Pull every line containing the word "watermark" from the records.

— start MATERIAL PROVIDED —

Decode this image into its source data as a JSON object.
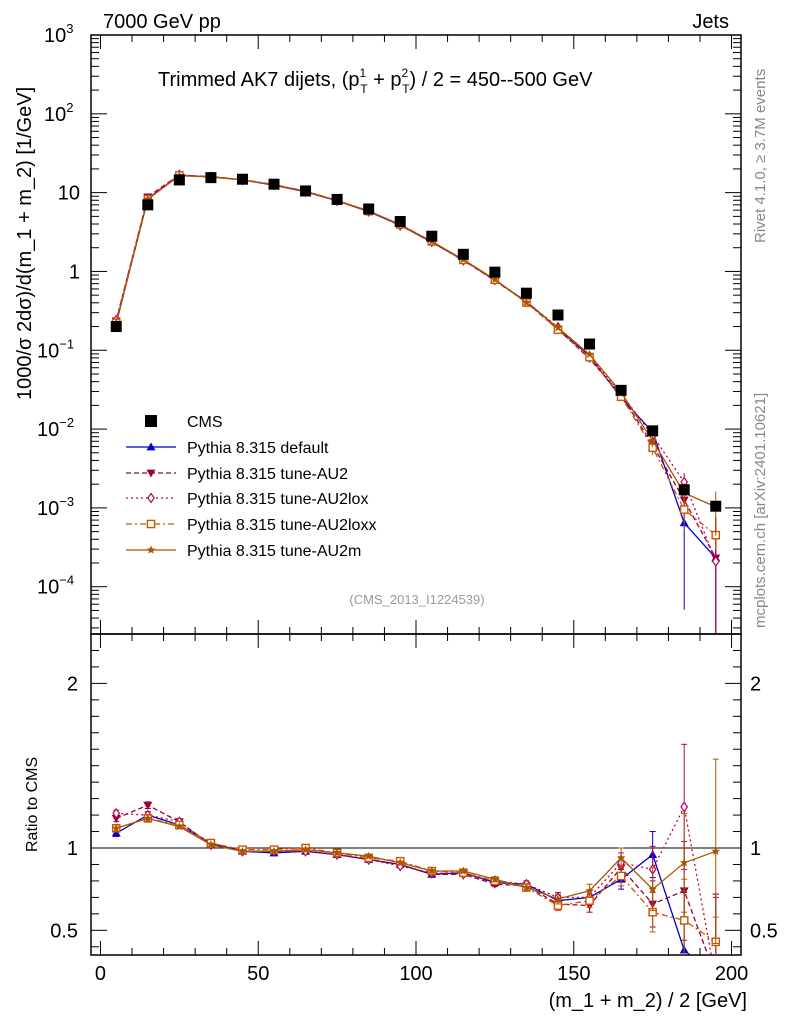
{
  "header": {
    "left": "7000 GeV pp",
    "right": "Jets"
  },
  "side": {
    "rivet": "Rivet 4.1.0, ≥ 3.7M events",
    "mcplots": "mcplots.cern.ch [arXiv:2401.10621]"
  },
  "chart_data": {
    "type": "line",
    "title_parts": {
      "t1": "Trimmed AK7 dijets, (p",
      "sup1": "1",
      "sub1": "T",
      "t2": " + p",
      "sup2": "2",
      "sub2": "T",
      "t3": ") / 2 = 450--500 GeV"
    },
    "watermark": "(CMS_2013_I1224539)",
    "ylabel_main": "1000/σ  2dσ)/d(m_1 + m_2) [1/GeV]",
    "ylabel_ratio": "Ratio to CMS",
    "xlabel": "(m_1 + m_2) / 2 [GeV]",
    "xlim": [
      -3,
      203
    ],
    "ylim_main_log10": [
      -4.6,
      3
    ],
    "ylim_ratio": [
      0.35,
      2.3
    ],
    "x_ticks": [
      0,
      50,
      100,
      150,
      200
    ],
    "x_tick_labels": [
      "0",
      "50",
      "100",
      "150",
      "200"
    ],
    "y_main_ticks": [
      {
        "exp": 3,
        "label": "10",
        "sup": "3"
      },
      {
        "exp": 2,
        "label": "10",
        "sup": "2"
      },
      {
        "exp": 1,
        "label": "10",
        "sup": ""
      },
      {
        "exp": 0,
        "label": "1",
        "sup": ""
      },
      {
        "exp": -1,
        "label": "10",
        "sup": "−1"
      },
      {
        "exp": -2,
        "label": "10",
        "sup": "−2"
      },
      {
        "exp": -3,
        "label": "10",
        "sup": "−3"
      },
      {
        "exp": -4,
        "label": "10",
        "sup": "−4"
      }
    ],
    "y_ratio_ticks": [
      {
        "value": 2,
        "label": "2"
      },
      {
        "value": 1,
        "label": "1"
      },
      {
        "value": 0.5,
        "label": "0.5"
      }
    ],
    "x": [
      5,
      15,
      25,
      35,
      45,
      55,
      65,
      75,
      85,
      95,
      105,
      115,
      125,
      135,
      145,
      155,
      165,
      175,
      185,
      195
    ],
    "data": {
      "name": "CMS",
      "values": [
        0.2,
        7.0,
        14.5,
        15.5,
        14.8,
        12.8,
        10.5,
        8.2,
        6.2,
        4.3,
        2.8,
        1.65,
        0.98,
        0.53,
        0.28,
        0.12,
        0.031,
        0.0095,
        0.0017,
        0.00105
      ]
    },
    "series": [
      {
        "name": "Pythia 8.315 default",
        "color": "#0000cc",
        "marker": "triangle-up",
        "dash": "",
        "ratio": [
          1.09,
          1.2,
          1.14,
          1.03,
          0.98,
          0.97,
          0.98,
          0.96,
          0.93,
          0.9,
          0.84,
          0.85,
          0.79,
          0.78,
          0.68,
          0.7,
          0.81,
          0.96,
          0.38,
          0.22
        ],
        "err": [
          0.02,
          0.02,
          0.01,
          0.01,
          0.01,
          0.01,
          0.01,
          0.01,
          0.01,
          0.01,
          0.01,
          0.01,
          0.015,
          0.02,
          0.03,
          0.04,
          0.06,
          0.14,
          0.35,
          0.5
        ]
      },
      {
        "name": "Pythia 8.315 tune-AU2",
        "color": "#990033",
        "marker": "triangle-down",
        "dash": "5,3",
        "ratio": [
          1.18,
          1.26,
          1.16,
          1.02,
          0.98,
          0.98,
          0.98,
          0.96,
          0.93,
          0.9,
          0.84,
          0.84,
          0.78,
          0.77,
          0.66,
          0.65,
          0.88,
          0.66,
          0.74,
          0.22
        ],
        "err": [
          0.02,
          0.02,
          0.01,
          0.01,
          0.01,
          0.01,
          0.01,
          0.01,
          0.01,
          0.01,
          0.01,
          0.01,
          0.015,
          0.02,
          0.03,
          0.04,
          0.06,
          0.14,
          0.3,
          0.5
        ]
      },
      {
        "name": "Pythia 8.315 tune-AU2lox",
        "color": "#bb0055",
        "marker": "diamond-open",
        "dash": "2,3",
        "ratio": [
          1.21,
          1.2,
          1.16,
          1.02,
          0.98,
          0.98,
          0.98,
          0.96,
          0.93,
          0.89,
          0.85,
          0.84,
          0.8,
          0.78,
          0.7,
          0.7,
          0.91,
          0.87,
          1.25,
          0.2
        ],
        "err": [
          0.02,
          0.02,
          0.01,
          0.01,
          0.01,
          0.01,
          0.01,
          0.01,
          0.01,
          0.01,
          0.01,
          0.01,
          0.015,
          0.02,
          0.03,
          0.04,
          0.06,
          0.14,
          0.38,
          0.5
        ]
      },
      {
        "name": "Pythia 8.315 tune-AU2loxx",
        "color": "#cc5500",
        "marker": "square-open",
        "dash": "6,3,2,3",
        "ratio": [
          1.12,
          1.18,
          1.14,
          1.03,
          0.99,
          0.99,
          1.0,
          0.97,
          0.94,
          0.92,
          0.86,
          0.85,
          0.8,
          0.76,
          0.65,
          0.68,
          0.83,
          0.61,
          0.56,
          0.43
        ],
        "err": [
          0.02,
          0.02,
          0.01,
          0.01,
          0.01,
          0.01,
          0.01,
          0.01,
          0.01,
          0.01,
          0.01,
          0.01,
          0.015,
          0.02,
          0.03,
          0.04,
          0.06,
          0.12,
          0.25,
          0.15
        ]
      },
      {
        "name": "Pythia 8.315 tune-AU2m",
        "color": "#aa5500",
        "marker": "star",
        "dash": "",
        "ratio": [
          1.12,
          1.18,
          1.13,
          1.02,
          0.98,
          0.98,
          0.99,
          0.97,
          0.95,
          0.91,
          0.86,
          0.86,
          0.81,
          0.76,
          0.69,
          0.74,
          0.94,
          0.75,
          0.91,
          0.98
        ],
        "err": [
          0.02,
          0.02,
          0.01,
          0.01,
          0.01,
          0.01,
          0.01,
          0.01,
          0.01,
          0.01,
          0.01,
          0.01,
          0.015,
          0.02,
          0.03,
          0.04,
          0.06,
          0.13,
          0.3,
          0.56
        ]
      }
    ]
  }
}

— end MATERIAL PROVIDED —
— start MATERIAL PROVIDED —

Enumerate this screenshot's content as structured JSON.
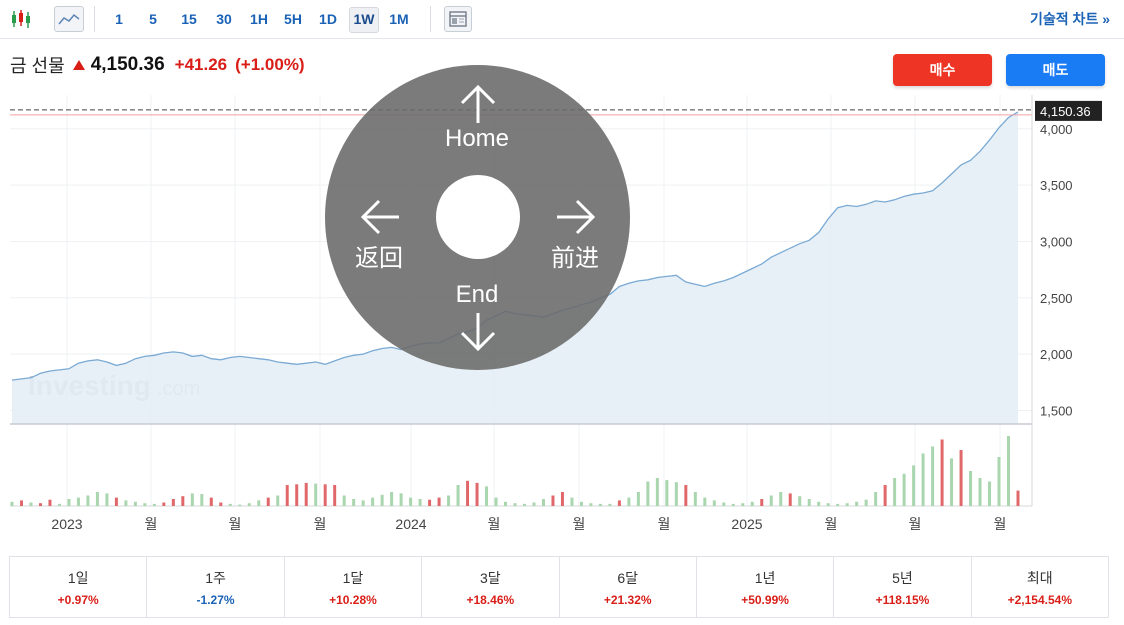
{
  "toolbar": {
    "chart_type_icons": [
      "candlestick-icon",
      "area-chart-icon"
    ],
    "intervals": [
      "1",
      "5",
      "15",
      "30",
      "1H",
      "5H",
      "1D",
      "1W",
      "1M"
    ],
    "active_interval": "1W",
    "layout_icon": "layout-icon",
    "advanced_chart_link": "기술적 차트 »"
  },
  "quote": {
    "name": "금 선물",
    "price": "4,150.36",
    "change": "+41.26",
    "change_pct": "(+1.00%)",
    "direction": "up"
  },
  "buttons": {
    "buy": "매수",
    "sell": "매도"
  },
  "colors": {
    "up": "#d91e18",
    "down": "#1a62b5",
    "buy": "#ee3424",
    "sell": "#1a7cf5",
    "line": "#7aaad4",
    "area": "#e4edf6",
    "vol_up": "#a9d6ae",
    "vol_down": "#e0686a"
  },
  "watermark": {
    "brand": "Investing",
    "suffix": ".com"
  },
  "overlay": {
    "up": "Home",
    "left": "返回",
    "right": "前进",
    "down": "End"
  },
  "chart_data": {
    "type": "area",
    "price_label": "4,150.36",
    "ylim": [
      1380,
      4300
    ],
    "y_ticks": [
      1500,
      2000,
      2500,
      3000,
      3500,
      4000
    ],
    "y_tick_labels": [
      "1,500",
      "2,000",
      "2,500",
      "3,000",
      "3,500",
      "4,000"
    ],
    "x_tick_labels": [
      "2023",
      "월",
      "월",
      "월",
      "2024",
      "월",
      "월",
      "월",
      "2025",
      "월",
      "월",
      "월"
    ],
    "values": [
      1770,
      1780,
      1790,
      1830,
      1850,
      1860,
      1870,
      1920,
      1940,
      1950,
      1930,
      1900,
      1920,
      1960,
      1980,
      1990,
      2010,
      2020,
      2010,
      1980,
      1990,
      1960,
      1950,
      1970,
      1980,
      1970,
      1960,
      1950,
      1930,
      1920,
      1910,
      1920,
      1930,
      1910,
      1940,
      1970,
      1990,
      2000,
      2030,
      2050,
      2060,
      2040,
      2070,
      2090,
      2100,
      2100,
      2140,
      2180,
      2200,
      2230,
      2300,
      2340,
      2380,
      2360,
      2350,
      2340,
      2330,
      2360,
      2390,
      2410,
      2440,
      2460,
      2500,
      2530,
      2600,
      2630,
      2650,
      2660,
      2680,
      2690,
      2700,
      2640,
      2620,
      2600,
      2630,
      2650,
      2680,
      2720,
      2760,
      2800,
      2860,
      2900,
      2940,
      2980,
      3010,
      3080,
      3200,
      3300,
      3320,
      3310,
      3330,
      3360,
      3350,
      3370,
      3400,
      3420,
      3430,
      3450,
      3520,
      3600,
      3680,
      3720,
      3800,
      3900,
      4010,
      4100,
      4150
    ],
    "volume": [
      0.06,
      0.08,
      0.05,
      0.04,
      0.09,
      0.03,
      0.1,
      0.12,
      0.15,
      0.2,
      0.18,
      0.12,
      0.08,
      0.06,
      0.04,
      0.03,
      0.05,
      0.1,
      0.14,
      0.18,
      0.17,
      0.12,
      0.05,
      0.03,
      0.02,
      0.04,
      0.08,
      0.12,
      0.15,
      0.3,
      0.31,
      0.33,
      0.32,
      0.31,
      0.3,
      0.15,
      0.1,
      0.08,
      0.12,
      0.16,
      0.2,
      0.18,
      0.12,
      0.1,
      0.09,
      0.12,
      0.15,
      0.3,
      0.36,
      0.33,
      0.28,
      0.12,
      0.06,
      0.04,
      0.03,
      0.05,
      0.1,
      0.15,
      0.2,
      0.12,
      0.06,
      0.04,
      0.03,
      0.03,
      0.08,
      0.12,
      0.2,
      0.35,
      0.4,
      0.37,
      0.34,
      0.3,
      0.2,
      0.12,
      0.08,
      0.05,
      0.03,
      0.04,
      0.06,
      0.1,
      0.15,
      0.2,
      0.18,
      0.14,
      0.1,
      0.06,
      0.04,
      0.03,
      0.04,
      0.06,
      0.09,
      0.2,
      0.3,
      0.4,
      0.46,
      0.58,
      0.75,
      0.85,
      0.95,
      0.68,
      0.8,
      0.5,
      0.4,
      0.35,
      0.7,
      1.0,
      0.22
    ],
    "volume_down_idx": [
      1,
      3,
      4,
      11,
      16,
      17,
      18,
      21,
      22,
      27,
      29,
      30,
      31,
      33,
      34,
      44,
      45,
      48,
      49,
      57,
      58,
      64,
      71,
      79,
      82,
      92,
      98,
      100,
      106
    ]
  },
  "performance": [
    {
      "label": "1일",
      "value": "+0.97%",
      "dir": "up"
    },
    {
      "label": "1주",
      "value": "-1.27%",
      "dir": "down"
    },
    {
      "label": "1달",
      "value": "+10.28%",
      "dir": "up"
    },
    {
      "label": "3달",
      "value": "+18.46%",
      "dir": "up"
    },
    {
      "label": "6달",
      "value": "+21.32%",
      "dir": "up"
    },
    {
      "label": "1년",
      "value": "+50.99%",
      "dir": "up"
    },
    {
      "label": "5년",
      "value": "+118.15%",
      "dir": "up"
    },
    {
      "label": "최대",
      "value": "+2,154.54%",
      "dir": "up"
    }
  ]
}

— end MATERIAL PROVIDED —

• **TASK RESULT**:
    "watermark": "(CMS_2013_I1224539)",
  "watermark": {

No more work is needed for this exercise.